Short problem ▸
Quote the records below from the line with "Point: [127, 629, 149, 643]" to the line with "Point: [134, 640, 156, 654]", both of those lines included.

Raw records ▸
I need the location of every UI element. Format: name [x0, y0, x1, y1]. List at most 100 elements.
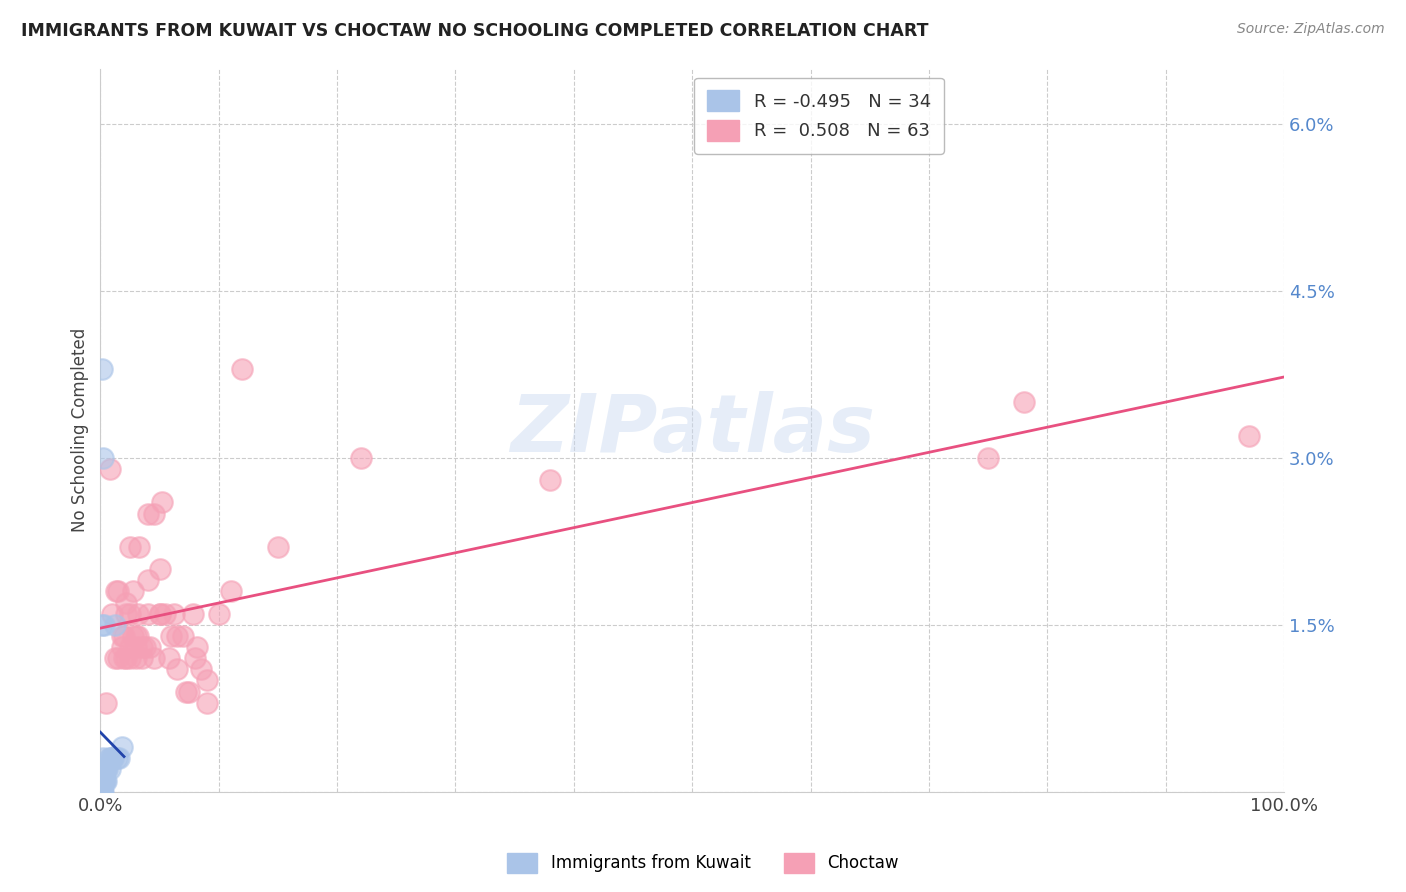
Point: [127, 629, 149, 643]
Point: [90, 763, 112, 777]
Point: [91, 773, 114, 788]
Point: [136, 574, 159, 588]
Point: [157, 651, 180, 665]
Point: [155, 607, 177, 621]
Point: [136, 607, 159, 621]
Point: [101, 751, 124, 765]
Point: [160, 629, 183, 643]
Point: [100, 751, 122, 765]
Point: [127, 607, 149, 621]
Point: [125, 651, 148, 665]
Point: [118, 640, 141, 654]
Point: [104, 584, 127, 599]
Point: [150, 495, 173, 509]
Point: [111, 629, 134, 643]
Point: [91, 773, 114, 788]
Point: [184, 651, 207, 665]
Point: [122, 629, 145, 643]
Point: [90, 362, 112, 376]
Point: [131, 651, 153, 665]
Point: [118, 607, 141, 621]
Point: [93, 773, 115, 788]
Point: [115, 651, 138, 665]
Point: [208, 607, 231, 621]
Point: [90, 773, 112, 788]
Point: [105, 751, 128, 765]
Point: [94, 763, 117, 777]
Point: [128, 540, 150, 554]
Point: [96, 773, 118, 788]
Point: [97, 751, 120, 765]
Point: [111, 740, 134, 755]
Point: [163, 607, 186, 621]
Point: [90, 763, 112, 777]
Point: [107, 584, 129, 599]
Legend: Immigrants from Kuwait, Choctaw: Immigrants from Kuwait, Choctaw: [501, 847, 905, 880]
Point: [1237, 428, 1260, 442]
Point: [96, 763, 118, 777]
Point: [190, 662, 212, 676]
Point: [118, 540, 141, 554]
Point: [90, 785, 112, 799]
Point: [148, 607, 170, 621]
Point: [94, 773, 117, 788]
Point: [98, 763, 121, 777]
Y-axis label: No Schooling Completed: No Schooling Completed: [72, 328, 89, 533]
Point: [91, 785, 114, 799]
Point: [107, 651, 129, 665]
Point: [90, 773, 112, 788]
Point: [90, 773, 112, 788]
Point: [142, 651, 165, 665]
Point: [166, 662, 188, 676]
Point: [195, 696, 218, 710]
Point: [90, 785, 112, 799]
Point: [136, 507, 159, 521]
Point: [96, 696, 118, 710]
Point: [134, 640, 156, 654]
Point: [112, 651, 135, 665]
Point: [115, 596, 138, 610]
Point: [91, 450, 114, 465]
Point: [108, 751, 131, 765]
Point: [350, 450, 373, 465]
Point: [96, 763, 118, 777]
Point: [195, 673, 218, 688]
Point: [142, 507, 165, 521]
Point: [181, 607, 204, 621]
Point: [91, 763, 114, 777]
Point: [125, 629, 148, 643]
Point: [115, 607, 138, 621]
Point: [118, 651, 141, 665]
Point: [977, 450, 1000, 465]
Point: [139, 640, 162, 654]
Point: [91, 751, 114, 765]
Point: [122, 584, 145, 599]
Point: [131, 640, 153, 654]
Point: [1012, 395, 1035, 409]
Point: [90, 785, 112, 799]
Text: IMMIGRANTS FROM KUWAIT VS CHOCTAW NO SCHOOLING COMPLETED CORRELATION CHART: IMMIGRANTS FROM KUWAIT VS CHOCTAW NO SCH…: [21, 22, 928, 40]
Point: [186, 640, 208, 654]
Point: [90, 617, 112, 632]
Text: ZIPatlas: ZIPatlas: [510, 391, 875, 469]
Point: [93, 617, 115, 632]
Point: [103, 617, 125, 632]
Point: [93, 763, 115, 777]
Point: [111, 640, 134, 654]
Point: [125, 640, 148, 654]
Point: [103, 751, 125, 765]
Point: [179, 684, 201, 698]
Point: [172, 629, 194, 643]
Legend: R = -0.495   N = 34, R =  0.508   N = 63: R = -0.495 N = 34, R = 0.508 N = 63: [695, 78, 943, 153]
Point: [103, 651, 125, 665]
Point: [91, 763, 114, 777]
Point: [148, 607, 170, 621]
Point: [231, 362, 253, 376]
Point: [101, 607, 124, 621]
Point: [538, 473, 561, 487]
Point: [98, 462, 121, 476]
Point: [112, 629, 135, 643]
Point: [219, 584, 242, 599]
Point: [267, 540, 290, 554]
Point: [148, 562, 170, 576]
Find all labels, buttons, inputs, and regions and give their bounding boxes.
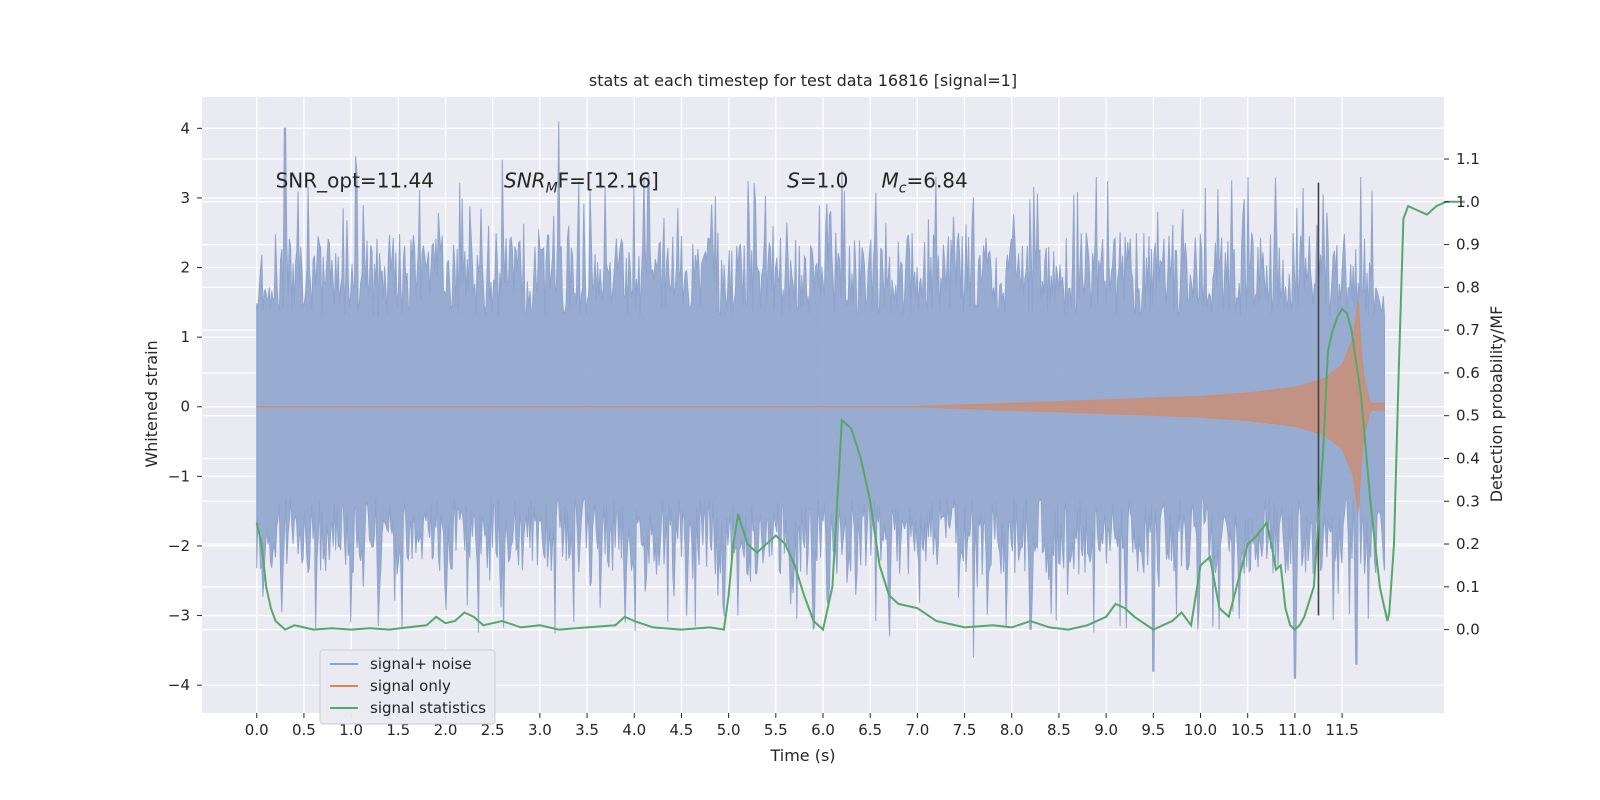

Answer below ▸
Point: [127, 629, 149, 643]
Point: [90, 763, 112, 777]
Point: [91, 773, 114, 788]
Point: [136, 574, 159, 588]
Point: [157, 651, 180, 665]
Point: [155, 607, 177, 621]
Point: [136, 607, 159, 621]
Point: [101, 751, 124, 765]
Point: [160, 629, 183, 643]
Point: [100, 751, 122, 765]
Point: [127, 607, 149, 621]
Point: [125, 651, 148, 665]
Point: [118, 640, 141, 654]
Point: [104, 584, 127, 599]
Point: [150, 495, 173, 509]
Point: [111, 629, 134, 643]
Point: [91, 773, 114, 788]
Point: [184, 651, 207, 665]
Point: [122, 629, 145, 643]
Point: [90, 362, 112, 376]
Point: [131, 651, 153, 665]
Point: [118, 607, 141, 621]
Point: [93, 773, 115, 788]
Point: [115, 651, 138, 665]
Point: [208, 607, 231, 621]
Point: [90, 773, 112, 788]
Point: [105, 751, 128, 765]
Point: [94, 763, 117, 777]
Point: [128, 540, 150, 554]
Point: [96, 773, 118, 788]
Point: [97, 751, 120, 765]
Point: [111, 740, 134, 755]
Point: [163, 607, 186, 621]
Point: [90, 763, 112, 777]
Point: [107, 584, 129, 599]
Legend: Immigrants from Kuwait, Choctaw: Immigrants from Kuwait, Choctaw: [501, 847, 905, 880]
Point: [1237, 428, 1260, 442]
Point: [96, 763, 118, 777]
Point: [190, 662, 212, 676]
Point: [118, 540, 141, 554]
Point: [90, 785, 112, 799]
Point: [148, 607, 170, 621]
Point: [94, 773, 117, 788]
Point: [98, 763, 121, 777]
Y-axis label: No Schooling Completed: No Schooling Completed: [72, 328, 89, 533]
Point: [91, 785, 114, 799]
Point: [107, 651, 129, 665]
Point: [90, 773, 112, 788]
Point: [90, 773, 112, 788]
Point: [142, 651, 165, 665]
Point: [166, 662, 188, 676]
Point: [195, 696, 218, 710]
Point: [90, 785, 112, 799]
Point: [136, 507, 159, 521]
Point: [96, 696, 118, 710]
Point: [134, 640, 156, 654]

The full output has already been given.